[start]

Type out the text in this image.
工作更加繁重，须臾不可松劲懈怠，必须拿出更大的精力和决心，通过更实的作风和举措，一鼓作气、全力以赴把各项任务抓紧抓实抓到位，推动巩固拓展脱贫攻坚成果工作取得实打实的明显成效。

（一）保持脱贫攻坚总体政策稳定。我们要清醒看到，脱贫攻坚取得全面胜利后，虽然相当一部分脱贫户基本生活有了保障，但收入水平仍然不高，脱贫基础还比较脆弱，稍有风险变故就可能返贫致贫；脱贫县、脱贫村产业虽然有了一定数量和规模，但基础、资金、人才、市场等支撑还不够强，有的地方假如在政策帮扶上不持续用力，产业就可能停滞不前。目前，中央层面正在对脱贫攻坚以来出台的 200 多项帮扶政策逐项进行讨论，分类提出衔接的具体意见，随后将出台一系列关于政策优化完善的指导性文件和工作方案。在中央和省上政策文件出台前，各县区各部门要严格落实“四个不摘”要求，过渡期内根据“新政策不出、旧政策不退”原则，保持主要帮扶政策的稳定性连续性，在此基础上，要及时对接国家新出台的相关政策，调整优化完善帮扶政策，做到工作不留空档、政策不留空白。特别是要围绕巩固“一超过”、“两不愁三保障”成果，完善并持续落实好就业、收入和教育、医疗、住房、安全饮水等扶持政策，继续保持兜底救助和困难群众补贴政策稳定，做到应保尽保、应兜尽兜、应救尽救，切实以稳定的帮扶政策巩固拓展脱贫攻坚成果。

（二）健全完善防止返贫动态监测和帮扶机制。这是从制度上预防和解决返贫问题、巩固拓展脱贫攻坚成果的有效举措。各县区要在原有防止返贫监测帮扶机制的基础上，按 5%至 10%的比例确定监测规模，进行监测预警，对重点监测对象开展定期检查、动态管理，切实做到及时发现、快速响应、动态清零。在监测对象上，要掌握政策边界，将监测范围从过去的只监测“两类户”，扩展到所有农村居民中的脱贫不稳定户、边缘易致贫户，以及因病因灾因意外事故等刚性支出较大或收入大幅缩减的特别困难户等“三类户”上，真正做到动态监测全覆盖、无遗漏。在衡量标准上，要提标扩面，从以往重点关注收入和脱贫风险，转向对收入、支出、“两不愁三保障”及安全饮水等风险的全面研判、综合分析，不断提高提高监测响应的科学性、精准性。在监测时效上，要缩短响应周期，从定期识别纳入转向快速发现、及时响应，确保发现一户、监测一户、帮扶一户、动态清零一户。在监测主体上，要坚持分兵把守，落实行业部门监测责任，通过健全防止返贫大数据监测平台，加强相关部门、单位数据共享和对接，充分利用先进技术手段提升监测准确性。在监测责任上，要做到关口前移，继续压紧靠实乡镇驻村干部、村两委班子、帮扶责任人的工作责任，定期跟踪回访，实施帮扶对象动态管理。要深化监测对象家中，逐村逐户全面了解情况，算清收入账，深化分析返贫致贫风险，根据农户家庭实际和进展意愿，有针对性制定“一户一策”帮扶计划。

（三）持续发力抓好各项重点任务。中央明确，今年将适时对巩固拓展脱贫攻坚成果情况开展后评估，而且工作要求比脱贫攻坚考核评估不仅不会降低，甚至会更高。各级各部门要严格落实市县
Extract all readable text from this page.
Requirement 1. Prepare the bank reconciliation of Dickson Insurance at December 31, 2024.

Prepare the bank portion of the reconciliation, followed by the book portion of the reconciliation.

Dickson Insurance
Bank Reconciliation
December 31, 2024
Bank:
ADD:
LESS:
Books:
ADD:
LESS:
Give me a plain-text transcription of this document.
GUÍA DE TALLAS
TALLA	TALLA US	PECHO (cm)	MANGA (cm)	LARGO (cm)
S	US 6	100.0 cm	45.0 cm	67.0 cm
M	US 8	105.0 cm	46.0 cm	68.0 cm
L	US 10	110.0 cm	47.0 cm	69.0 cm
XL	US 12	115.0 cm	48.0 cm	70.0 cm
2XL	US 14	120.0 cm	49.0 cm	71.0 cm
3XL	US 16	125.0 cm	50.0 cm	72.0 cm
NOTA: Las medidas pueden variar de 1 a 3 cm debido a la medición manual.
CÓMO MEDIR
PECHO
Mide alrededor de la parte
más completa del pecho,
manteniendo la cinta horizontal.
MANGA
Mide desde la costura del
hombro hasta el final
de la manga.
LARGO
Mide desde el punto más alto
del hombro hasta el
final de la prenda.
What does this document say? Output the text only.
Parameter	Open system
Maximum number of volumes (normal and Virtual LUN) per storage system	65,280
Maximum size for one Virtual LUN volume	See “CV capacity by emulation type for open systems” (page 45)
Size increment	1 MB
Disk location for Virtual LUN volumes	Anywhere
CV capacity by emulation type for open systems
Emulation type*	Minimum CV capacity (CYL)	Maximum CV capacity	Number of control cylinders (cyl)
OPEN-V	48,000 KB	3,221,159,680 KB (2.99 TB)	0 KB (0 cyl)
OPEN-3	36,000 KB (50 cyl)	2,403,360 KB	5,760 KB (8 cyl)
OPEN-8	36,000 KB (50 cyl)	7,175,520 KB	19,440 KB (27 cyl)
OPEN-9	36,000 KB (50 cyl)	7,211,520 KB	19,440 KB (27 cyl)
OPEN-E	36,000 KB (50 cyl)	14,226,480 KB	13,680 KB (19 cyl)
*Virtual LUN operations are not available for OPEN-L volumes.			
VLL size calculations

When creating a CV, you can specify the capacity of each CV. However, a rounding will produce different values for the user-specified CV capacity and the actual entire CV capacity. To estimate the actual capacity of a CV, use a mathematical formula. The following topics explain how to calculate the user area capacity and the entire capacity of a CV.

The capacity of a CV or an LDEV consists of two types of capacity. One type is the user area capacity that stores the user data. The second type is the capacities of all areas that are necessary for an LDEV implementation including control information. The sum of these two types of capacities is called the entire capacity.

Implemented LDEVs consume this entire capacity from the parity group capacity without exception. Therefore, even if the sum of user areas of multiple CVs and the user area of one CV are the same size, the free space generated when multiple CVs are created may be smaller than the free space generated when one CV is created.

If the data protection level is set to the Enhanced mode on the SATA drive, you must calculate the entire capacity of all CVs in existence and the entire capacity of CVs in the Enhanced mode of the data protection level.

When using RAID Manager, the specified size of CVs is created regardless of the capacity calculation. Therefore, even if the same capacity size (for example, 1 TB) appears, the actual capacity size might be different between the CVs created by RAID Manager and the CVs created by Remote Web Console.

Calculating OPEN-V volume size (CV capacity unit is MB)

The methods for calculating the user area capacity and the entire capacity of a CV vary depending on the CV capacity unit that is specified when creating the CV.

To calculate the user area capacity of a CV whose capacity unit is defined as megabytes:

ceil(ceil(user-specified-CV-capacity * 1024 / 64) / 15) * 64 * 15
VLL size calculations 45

[end]

Above are the records; retype every one exactly.

Type out the text in this image.
工作更加繁重，须臾不可松劲懈怠，必须拿出更大的精力和决心，通过更实的作风和举措，一鼓作气、全力以赴把各项任务抓紧抓实抓到位，推动巩固拓展脱贫攻坚成果工作取得实打实的明显成效。

（一）保持脱贫攻坚总体政策稳定。我们要清醒看到，脱贫攻坚取得全面胜利后，虽然相当一部分脱贫户基本生活有了保障，但收入水平仍然不高，脱贫基础还比较脆弱，稍有风险变故就可能返贫致贫；脱贫县、脱贫村产业虽然有了一定数量和规模，但基础、资金、人才、市场等支撑还不够强，有的地方假如在政策帮扶上不持续用力，产业就可能停滞不前。目前，中央层面正在对脱贫攻坚以来出台的 200 多项帮扶政策逐项进行讨论，分类提出衔接的具体意见，随后将出台一系列关于政策优化完善的指导性文件和工作方案。在中央和省上政策文件出台前，各县区各部门要严格落实“四个不摘”要求，过渡期内根据“新政策不出、旧政策不退”原则，保持主要帮扶政策的稳定性连续性，在此基础上，要及时对接国家新出台的相关政策，调整优化完善帮扶政策，做到工作不留空档、政策不留空白。特别是要围绕巩固“一超过”、“两不愁三保障”成果，完善并持续落实好就业、收入和教育、医疗、住房、安全饮水等扶持政策，继续保持兜底救助和困难群众补贴政策稳定，做到应保尽保、应兜尽兜、应救尽救，切实以稳定的帮扶政策巩固拓展脱贫攻坚成果。

（二）健全完善防止返贫动态监测和帮扶机制。这是从制度上预防和解决返贫问题、巩固拓展脱贫攻坚成果的有效举措。各县区要在原有防止返贫监测帮扶机制的基础上，按 5%至 10%的比例确定监测规模，进行监测预警，对重点监测对象开展定期检查、动态管理，切实做到及时发现、快速响应、动态清零。在监测对象上，要掌握政策边界，将监测范围从过去的只监测“两类户”，扩展到所有农村居民中的脱贫不稳定户、边缘易致贫户，以及因病因灾因意外事故等刚性支出较大或收入大幅缩减的特别困难户等“三类户”上，真正做到动态监测全覆盖、无遗漏。在衡量标准上，要提标扩面，从以往重点关注收入和脱贫风险，转向对收入、支出、“两不愁三保障”及安全饮水等风险的全面研判、综合分析，不断提高提高监测响应的科学性、精准性。在监测时效上，要缩短响应周期，从定期识别纳入转向快速发现、及时响应，确保发现一户、监测一户、帮扶一户、动态清零一户。在监测主体上，要坚持分兵把守，落实行业部门监测责任，通过健全防止返贫大数据监测平台，加强相关部门、单位数据共享和对接，充分利用先进技术手段提升监测准确性。在监测责任上，要做到关口前移，继续压紧靠实乡镇驻村干部、村两委班子、帮扶责任人的工作责任，定期跟踪回访，实施帮扶对象动态管理。要深化监测对象家中，逐村逐户全面了解情况，算清收入账，深化分析返贫致贫风险，根据农户家庭实际和进展意愿，有针对性制定“一户一策”帮扶计划。

（三）持续发力抓好各项重点任务。中央明确，今年将适时对巩固拓展脱贫攻坚成果情况开展后评估，而且工作要求比脱贫攻坚考核评估不仅不会降低，甚至会更高。各级各部门要严格落实市县
Extract all readable text from this page.
Requirement 1. Prepare the bank reconciliation of Dickson Insurance at December 31, 2024.

Prepare the bank portion of the reconciliation, followed by the book portion of the reconciliation.

Dickson Insurance
Bank Reconciliation
December 31, 2024
Bank:
ADD:
LESS:
Books:
ADD:
LESS:
Give me a plain-text transcription of this document.
GUÍA DE TALLAS
TALLA	TALLA US	PECHO (cm)	MANGA (cm)	LARGO (cm)
S	US 6	100.0 cm	45.0 cm	67.0 cm
M	US 8	105.0 cm	46.0 cm	68.0 cm
L	US 10	110.0 cm	47.0 cm	69.0 cm
XL	US 12	115.0 cm	48.0 cm	70.0 cm
2XL	US 14	120.0 cm	49.0 cm	71.0 cm
3XL	US 16	125.0 cm	50.0 cm	72.0 cm
NOTA: Las medidas pueden variar de 1 a 3 cm debido a la medición manual.
CÓMO MEDIR
PECHO
Mide alrededor de la parte
más completa del pecho,
manteniendo la cinta horizontal.
MANGA
Mide desde la costura del
hombro hasta el final
de la manga.
LARGO
Mide desde el punto más alto
del hombro hasta el
final de la prenda.
What does this document say? Output the text only.
Parameter	Open system
Maximum number of volumes (normal and Virtual LUN) per storage system	65,280
Maximum size for one Virtual LUN volume	See “CV capacity by emulation type for open systems” (page 45)
Size increment	1 MB
Disk location for Virtual LUN volumes	Anywhere
CV capacity by emulation type for open systems
Emulation type*	Minimum CV capacity (CYL)	Maximum CV capacity	Number of control cylinders (cyl)
OPEN-V	48,000 KB	3,221,159,680 KB (2.99 TB)	0 KB (0 cyl)
OPEN-3	36,000 KB (50 cyl)	2,403,360 KB	5,760 KB (8 cyl)
OPEN-8	36,000 KB (50 cyl)	7,175,520 KB	19,440 KB (27 cyl)
OPEN-9	36,000 KB (50 cyl)	7,211,520 KB	19,440 KB (27 cyl)
OPEN-E	36,000 KB (50 cyl)	14,226,480 KB	13,680 KB (19 cyl)
*Virtual LUN operations are not available for OPEN-L volumes.			
VLL size calculations

When creating a CV, you can specify the capacity of each CV. However, a rounding will produce different values for the user-specified CV capacity and the actual entire CV capacity. To estimate the actual capacity of a CV, use a mathematical formula. The following topics explain how to calculate the user area capacity and the entire capacity of a CV.

The capacity of a CV or an LDEV consists of two types of capacity. One type is the user area capacity that stores the user data. The second type is the capacities of all areas that are necessary for an LDEV implementation including control information. The sum of these two types of capacities is called the entire capacity.

Implemented LDEVs consume this entire capacity from the parity group capacity without exception. Therefore, even if the sum of user areas of multiple CVs and the user area of one CV are the same size, the free space generated when multiple CVs are created may be smaller than the free space generated when one CV is created.

If the data protection level is set to the Enhanced mode on the SATA drive, you must calculate the entire capacity of all CVs in existence and the entire capacity of CVs in the Enhanced mode of the data protection level.

When using RAID Manager, the specified size of CVs is created regardless of the capacity calculation. Therefore, even if the same capacity size (for example, 1 TB) appears, the actual capacity size might be different between the CVs created by RAID Manager and the CVs created by Remote Web Console.

Calculating OPEN-V volume size (CV capacity unit is MB)

The methods for calculating the user area capacity and the entire capacity of a CV vary depending on the CV capacity unit that is specified when creating the CV.

To calculate the user area capacity of a CV whose capacity unit is defined as megabytes:

ceil(ceil(user-specified-CV-capacity * 1024 / 64) / 15) * 64 * 15
VLL size calculations 45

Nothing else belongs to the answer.